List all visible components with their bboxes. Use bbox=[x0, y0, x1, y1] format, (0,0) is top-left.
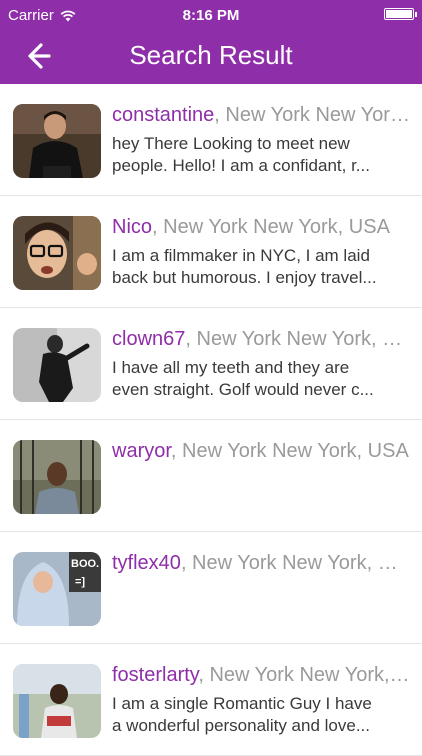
avatar bbox=[13, 104, 101, 178]
description-line: I have all my teeth and they are bbox=[112, 358, 350, 377]
location-text: , New York New York, USA bbox=[214, 104, 412, 126]
result-row[interactable]: BOO. =] tyflex40, New York New York, USA bbox=[0, 532, 422, 644]
avatar bbox=[13, 664, 101, 738]
result-heading: fosterlarty, New York New York, USA bbox=[112, 664, 412, 687]
battery-icon bbox=[384, 8, 417, 20]
username-link[interactable]: tyflex40 bbox=[112, 552, 181, 574]
username-link[interactable]: constantine bbox=[112, 104, 214, 126]
photo-caption: BOO. bbox=[71, 558, 99, 570]
description: I am a single Romantic Guy I have a wond… bbox=[112, 693, 412, 737]
photo-caption: =] bbox=[75, 576, 85, 588]
description: I am a filmmaker in NYC, I am laid back … bbox=[112, 245, 412, 289]
username-link[interactable]: waryor bbox=[112, 440, 171, 462]
avatar bbox=[13, 440, 101, 514]
profile-photo bbox=[13, 440, 101, 514]
description-line: hey There Looking to meet new bbox=[112, 134, 350, 153]
profile-photo bbox=[13, 104, 101, 178]
location-text: , New York New York, USA bbox=[180, 552, 412, 574]
result-row[interactable]: clown67, New York New York, USA I have a… bbox=[0, 308, 422, 420]
profile-photo bbox=[13, 216, 101, 290]
description: hey There Looking to meet new people. He… bbox=[112, 133, 412, 177]
avatar bbox=[13, 328, 101, 402]
profile-photo bbox=[13, 664, 101, 738]
result-row[interactable]: Nico, New York New York, USA I am a film… bbox=[0, 196, 422, 308]
result-row[interactable]: waryor, New York New York, USA bbox=[0, 420, 422, 532]
profile-photo bbox=[13, 328, 101, 402]
description-line: I am a single Romantic Guy I have bbox=[112, 694, 372, 713]
result-heading: Nico, New York New York, USA bbox=[112, 216, 412, 239]
description-line: I am a filmmaker in NYC, I am laid bbox=[112, 246, 370, 265]
result-heading: waryor, New York New York, USA bbox=[112, 440, 412, 463]
result-row[interactable]: fosterlarty, New York New York, USA I am… bbox=[0, 644, 422, 756]
location-text: , New York New York, USA bbox=[152, 216, 390, 238]
avatar bbox=[13, 216, 101, 290]
location-text: , New York New York, USA bbox=[170, 440, 409, 462]
navigation-bar: Search Result bbox=[0, 30, 422, 84]
result-heading: clown67, New York New York, USA bbox=[112, 328, 412, 351]
description-line: even straight. Golf would never c... bbox=[112, 380, 374, 399]
result-heading: tyflex40, New York New York, USA bbox=[112, 552, 412, 575]
result-row[interactable]: constantine, New York New York, USA hey … bbox=[0, 84, 422, 196]
description-line: a wonderful personality and love... bbox=[112, 716, 370, 735]
profile-photo: BOO. =] bbox=[13, 552, 101, 626]
description-line: back but humorous. I enjoy travel... bbox=[112, 268, 377, 287]
header: Carrier 8:16 PM Search Result bbox=[0, 0, 422, 84]
description: I have all my teeth and they are even st… bbox=[112, 357, 412, 401]
username-link[interactable]: clown67 bbox=[112, 328, 185, 350]
username-link[interactable]: fosterlarty bbox=[112, 664, 198, 686]
page-title: Search Result bbox=[129, 40, 293, 70]
username-link[interactable]: Nico bbox=[112, 216, 152, 238]
location-text: , New York New York, USA bbox=[198, 664, 412, 686]
status-time: 8:16 PM bbox=[182, 7, 240, 24]
status-bar: Carrier 8:16 PM bbox=[0, 0, 422, 30]
location-text: , New York New York, USA bbox=[185, 328, 412, 350]
description-line: people. Hello! I am a confidant, r... bbox=[112, 156, 370, 175]
result-heading: constantine, New York New York, USA bbox=[112, 104, 412, 127]
avatar: BOO. =] bbox=[13, 552, 101, 626]
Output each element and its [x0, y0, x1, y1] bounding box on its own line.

+++

> [Short problem]: Reproduce every line of the records above verbatim, leaving out the pictures.

> [Expected answer]:
List all visible components with their bboxes. Use bbox=[x0, y0, x1, y1] format, (0,0) is top-left.
avatar bbox=[13, 104, 101, 178]
description-line: I have all my teeth and they are bbox=[112, 358, 350, 377]
location-text: , New York New York, USA bbox=[214, 104, 412, 126]
result-row[interactable]: BOO. =] tyflex40, New York New York, USA bbox=[0, 532, 422, 644]
avatar bbox=[13, 664, 101, 738]
result-heading: fosterlarty, New York New York, USA bbox=[112, 664, 412, 687]
battery-icon bbox=[384, 8, 417, 20]
username-link[interactable]: tyflex40 bbox=[112, 552, 181, 574]
username-link[interactable]: constantine bbox=[112, 104, 214, 126]
photo-caption: BOO. bbox=[71, 558, 99, 570]
description: I am a single Romantic Guy I have a wond… bbox=[112, 693, 412, 737]
photo-caption: =] bbox=[75, 576, 85, 588]
description: I am a filmmaker in NYC, I am laid back … bbox=[112, 245, 412, 289]
username-link[interactable]: waryor bbox=[112, 440, 171, 462]
avatar bbox=[13, 440, 101, 514]
profile-photo bbox=[13, 440, 101, 514]
description-line: hey There Looking to meet new bbox=[112, 134, 350, 153]
profile-photo bbox=[13, 104, 101, 178]
location-text: , New York New York, USA bbox=[180, 552, 412, 574]
result-row[interactable]: clown67, New York New York, USA I have a… bbox=[0, 308, 422, 420]
profile-photo bbox=[13, 216, 101, 290]
description: hey There Looking to meet new people. He… bbox=[112, 133, 412, 177]
avatar bbox=[13, 328, 101, 402]
profile-photo bbox=[13, 664, 101, 738]
result-row[interactable]: Nico, New York New York, USA I am a film… bbox=[0, 196, 422, 308]
result-row[interactable]: waryor, New York New York, USA bbox=[0, 420, 422, 532]
profile-photo bbox=[13, 328, 101, 402]
description-line: I am a single Romantic Guy I have bbox=[112, 694, 372, 713]
result-heading: Nico, New York New York, USA bbox=[112, 216, 412, 239]
description-line: I am a filmmaker in NYC, I am laid bbox=[112, 246, 370, 265]
result-heading: waryor, New York New York, USA bbox=[112, 440, 412, 463]
result-row[interactable]: fosterlarty, New York New York, USA I am… bbox=[0, 644, 422, 756]
location-text: , New York New York, USA bbox=[152, 216, 390, 238]
avatar bbox=[13, 216, 101, 290]
location-text: , New York New York, USA bbox=[170, 440, 409, 462]
navigation-bar: Search Result bbox=[0, 30, 422, 84]
result-heading: clown67, New York New York, USA bbox=[112, 328, 412, 351]
description-line: even straight. Golf would never c... bbox=[112, 380, 374, 399]
result-heading: tyflex40, New York New York, USA bbox=[112, 552, 412, 575]
result-row[interactable]: constantine, New York New York, USA hey … bbox=[0, 84, 422, 196]
description-line: a wonderful personality and love... bbox=[112, 716, 370, 735]
profile-photo: BOO. =] bbox=[13, 552, 101, 626]
description-line: back but humorous. I enjoy travel... bbox=[112, 268, 377, 287]
header: Carrier 8:16 PM Search Result bbox=[0, 0, 422, 84]
description: I have all my teeth and they are even st… bbox=[112, 357, 412, 401]
username-link[interactable]: clown67 bbox=[112, 328, 185, 350]
username-link[interactable]: fosterlarty bbox=[112, 664, 198, 686]
page-title: Search Result bbox=[129, 40, 293, 70]
username-link[interactable]: Nico bbox=[112, 216, 152, 238]
location-text: , New York New York, USA bbox=[198, 664, 412, 686]
status-time: 8:16 PM bbox=[182, 7, 240, 24]
status-bar: Carrier 8:16 PM bbox=[0, 0, 422, 30]
location-text: , New York New York, USA bbox=[185, 328, 412, 350]
description-line: people. Hello! I am a confidant, r... bbox=[112, 156, 370, 175]
result-heading: constantine, New York New York, USA bbox=[112, 104, 412, 127]
avatar: BOO. =] bbox=[13, 552, 101, 626]
Output each element and its [x0, y0, x1, y1] bounding box on its own line.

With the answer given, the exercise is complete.